* What to work on: Scan the entries below. List each line with "improve".

* Supplied information:
•••••

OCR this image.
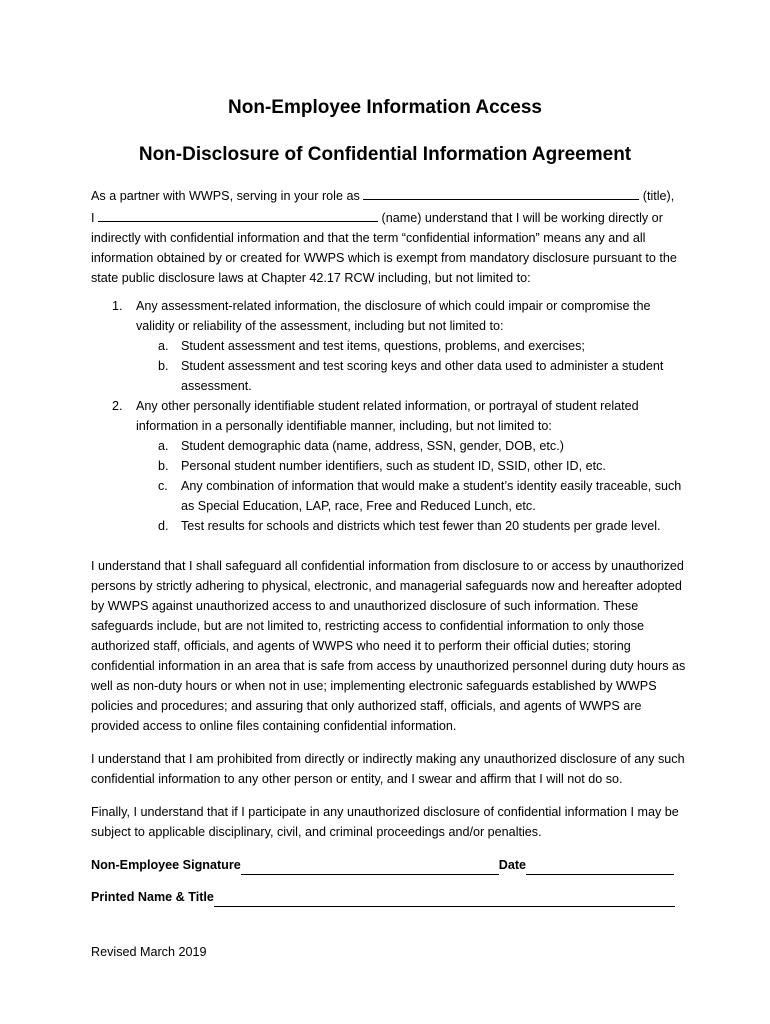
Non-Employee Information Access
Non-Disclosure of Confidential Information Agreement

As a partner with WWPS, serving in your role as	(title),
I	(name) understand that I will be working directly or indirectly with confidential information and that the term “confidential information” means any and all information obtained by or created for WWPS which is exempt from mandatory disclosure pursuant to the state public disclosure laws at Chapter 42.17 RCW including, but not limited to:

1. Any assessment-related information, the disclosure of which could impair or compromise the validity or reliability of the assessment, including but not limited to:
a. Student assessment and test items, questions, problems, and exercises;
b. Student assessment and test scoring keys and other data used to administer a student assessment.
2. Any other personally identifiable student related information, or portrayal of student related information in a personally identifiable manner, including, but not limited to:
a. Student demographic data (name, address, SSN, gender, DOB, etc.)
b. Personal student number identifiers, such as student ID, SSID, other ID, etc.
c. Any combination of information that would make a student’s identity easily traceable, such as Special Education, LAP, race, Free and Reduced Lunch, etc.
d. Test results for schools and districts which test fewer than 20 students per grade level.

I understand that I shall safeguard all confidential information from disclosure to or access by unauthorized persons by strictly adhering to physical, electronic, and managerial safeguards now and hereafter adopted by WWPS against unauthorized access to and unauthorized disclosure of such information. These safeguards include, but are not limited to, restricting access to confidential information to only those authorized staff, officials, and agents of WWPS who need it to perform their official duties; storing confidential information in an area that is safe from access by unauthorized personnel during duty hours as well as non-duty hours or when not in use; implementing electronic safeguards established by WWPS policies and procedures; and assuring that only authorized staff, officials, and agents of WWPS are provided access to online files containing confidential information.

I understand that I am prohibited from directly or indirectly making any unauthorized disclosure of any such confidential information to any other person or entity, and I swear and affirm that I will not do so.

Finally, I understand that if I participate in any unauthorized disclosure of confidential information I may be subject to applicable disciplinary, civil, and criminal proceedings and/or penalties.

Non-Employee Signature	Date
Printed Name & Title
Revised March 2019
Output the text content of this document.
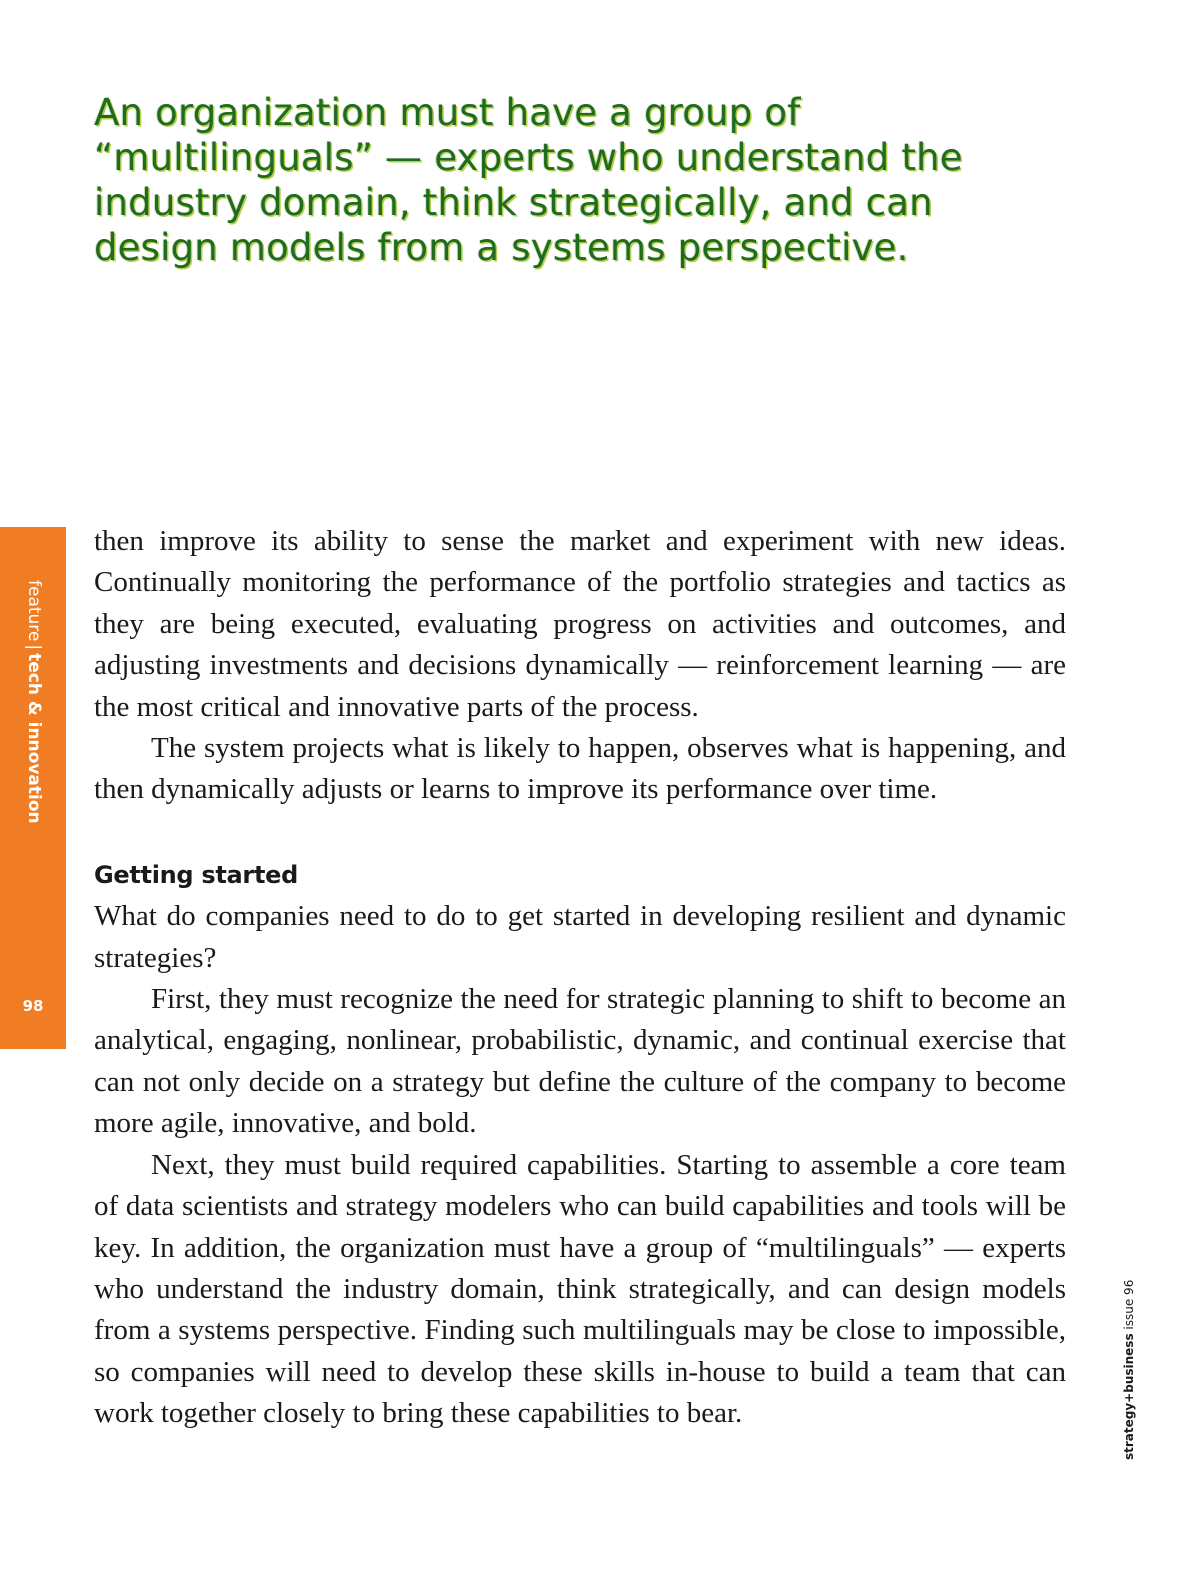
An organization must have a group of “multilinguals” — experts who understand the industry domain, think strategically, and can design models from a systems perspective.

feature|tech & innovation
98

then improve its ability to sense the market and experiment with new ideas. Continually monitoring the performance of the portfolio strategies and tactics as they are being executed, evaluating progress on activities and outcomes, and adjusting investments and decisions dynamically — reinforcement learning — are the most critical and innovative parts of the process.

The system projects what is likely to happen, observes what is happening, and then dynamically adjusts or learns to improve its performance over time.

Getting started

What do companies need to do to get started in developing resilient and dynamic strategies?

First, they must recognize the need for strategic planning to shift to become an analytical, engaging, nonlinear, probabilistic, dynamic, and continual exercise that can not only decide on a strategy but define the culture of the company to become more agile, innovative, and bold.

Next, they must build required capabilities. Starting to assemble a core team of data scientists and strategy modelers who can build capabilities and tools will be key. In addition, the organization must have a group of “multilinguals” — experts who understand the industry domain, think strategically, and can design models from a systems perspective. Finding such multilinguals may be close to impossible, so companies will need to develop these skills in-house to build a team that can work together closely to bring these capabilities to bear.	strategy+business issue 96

•••••

* Full output:
then improve its ability to sense the market and experiment with new ideas. Continually monitoring the performance of the portfolio strategies and tactics as they are being executed, evaluating progress on activities and outcomes, and adjusting investments and decisions dynamically — reinforcement learning — are the most critical and innovative parts of the process.
The system projects what is likely to happen, observes what is happening, and then dynamically adjusts or learns to improve its performance over time.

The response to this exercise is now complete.